-- begin Extracted data --
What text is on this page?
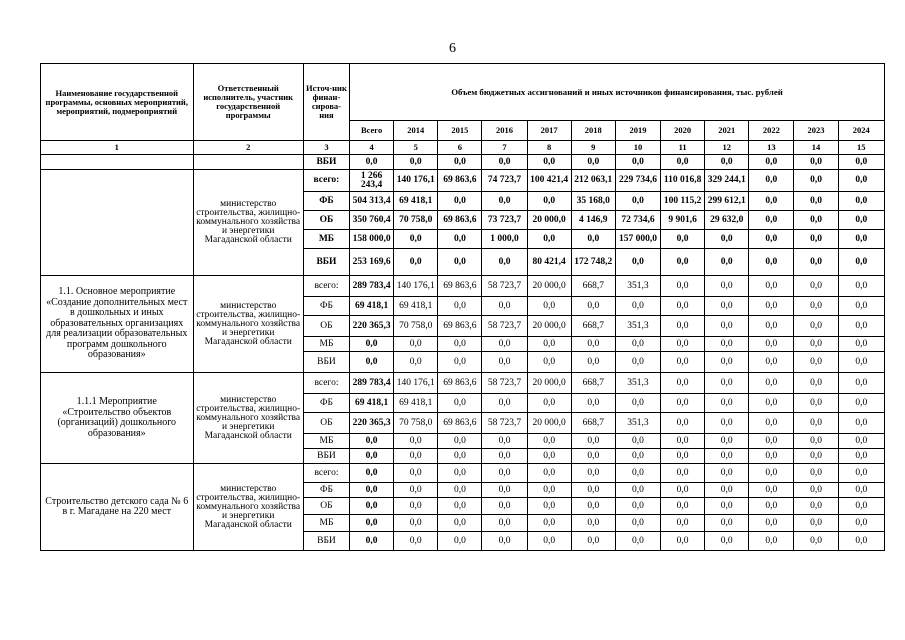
6
Наименование государственной программы, основных мероприятий, мероприятий, подмероприятий	Ответственный исполнитель, участник государственной программы	Источ-ник финан-сирова-ния	Объем бюджетных ассигнований и иных источников финансирования, тыс. рублей											
			Всего	2014	2015	2016	2017	2018	2019	2020	2021	2022	2023	2024
1	2	3	4	5	6	7	8	9	10	11	12	13	14	15
		ВБИ	0,0	0,0	0,0	0,0	0,0	0,0	0,0	0,0	0,0	0,0	0,0	0,0
	министерство строительства, жилищно-коммунального хозяйства и энергетики Магаданской области	всего:	1 266 243,4	140 176,1	69 863,6	74 723,7	100 421,4	212 063,1	229 734,6	110 016,8	329 244,1	0,0	0,0	0,0
		ФБ	504 313,4	69 418,1	0,0	0,0	0,0	35 168,0	0,0	100 115,2	299 612,1	0,0	0,0	0,0
		ОБ	350 760,4	70 758,0	69 863,6	73 723,7	20 000,0	4 146,9	72 734,6	9 901,6	29 632,0	0,0	0,0	0,0
		МБ	158 000,0	0,0	0,0	1 000,0	0,0	0,0	157 000,0	0,0	0,0	0,0	0,0	0,0
		ВБИ	253 169,6	0,0	0,0	0,0	80 421,4	172 748,2	0,0	0,0	0,0	0,0	0,0	0,0
1.1. Основное мероприятие «Создание дополнительных мест в дошкольных и иных образовательных организациях для реализации образовательных программ дошкольного образования»	министерство строительства, жилищно-коммунального хозяйства и энергетики Магаданской области	всего:	289 783,4	140 176,1	69 863,6	58 723,7	20 000,0	668,7	351,3	0,0	0,0	0,0	0,0	0,0
		ФБ	69 418,1	69 418,1	0,0	0,0	0,0	0,0	0,0	0,0	0,0	0,0	0,0	0,0
		ОБ	220 365,3	70 758,0	69 863,6	58 723,7	20 000,0	668,7	351,3	0,0	0,0	0,0	0,0	0,0
		МБ	0,0	0,0	0,0	0,0	0,0	0,0	0,0	0,0	0,0	0,0	0,0	0,0
		ВБИ	0,0	0,0	0,0	0,0	0,0	0,0	0,0	0,0	0,0	0,0	0,0	0,0
1.1.1 Мероприятие «Строительство объектов (организаций) дошкольного образования»	министерство строительства, жилищно-коммунального хозяйства и энергетики Магаданской области	всего:	289 783,4	140 176,1	69 863,6	58 723,7	20 000,0	668,7	351,3	0,0	0,0	0,0	0,0	0,0
		ФБ	69 418,1	69 418,1	0,0	0,0	0,0	0,0	0,0	0,0	0,0	0,0	0,0	0,0
		ОБ	220 365,3	70 758,0	69 863,6	58 723,7	20 000,0	668,7	351,3	0,0	0,0	0,0	0,0	0,0
		МБ	0,0	0,0	0,0	0,0	0,0	0,0	0,0	0,0	0,0	0,0	0,0	0,0
		ВБИ	0,0	0,0	0,0	0,0	0,0	0,0	0,0	0,0	0,0	0,0	0,0	0,0
Строительство детского сада № 6 в г. Магадане на 220 мест	министерство строительства, жилищно-коммунального хозяйства и энергетики Магаданской области	всего:	0,0	0,0	0,0	0,0	0,0	0,0	0,0	0,0	0,0	0,0	0,0	0,0
		ФБ	0,0	0,0	0,0	0,0	0,0	0,0	0,0	0,0	0,0	0,0	0,0	0,0
		ОБ	0,0	0,0	0,0	0,0	0,0	0,0	0,0	0,0	0,0	0,0	0,0	0,0
		МБ	0,0	0,0	0,0	0,0	0,0	0,0	0,0	0,0	0,0	0,0	0,0	0,0
		ВБИ	0,0	0,0	0,0	0,0	0,0	0,0	0,0	0,0	0,0	0,0	0,0	0,0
-- end Extracted data --
> [Exercise task] Pick out and copy every line that contains the word "Строительство".

> [Finished task]
1.1.1 Мероприятие «Строительство объектов (организаций) дошкольного образования»	министерство строительства, жилищно-коммунального хозяйства и энергетики Магаданской области	всего:	289 783,4	140 176,1	69 863,6	58 723,7	20 000,0	668,7	351,3	0,0	0,0	0,0	0,0	0,0
Строительство детского сада № 6 в г. Магадане на 220 мест	министерство строительства, жилищно-коммунального хозяйства и энергетики Магаданской области	всего:	0,0	0,0	0,0	0,0	0,0	0,0	0,0	0,0	0,0	0,0	0,0	0,0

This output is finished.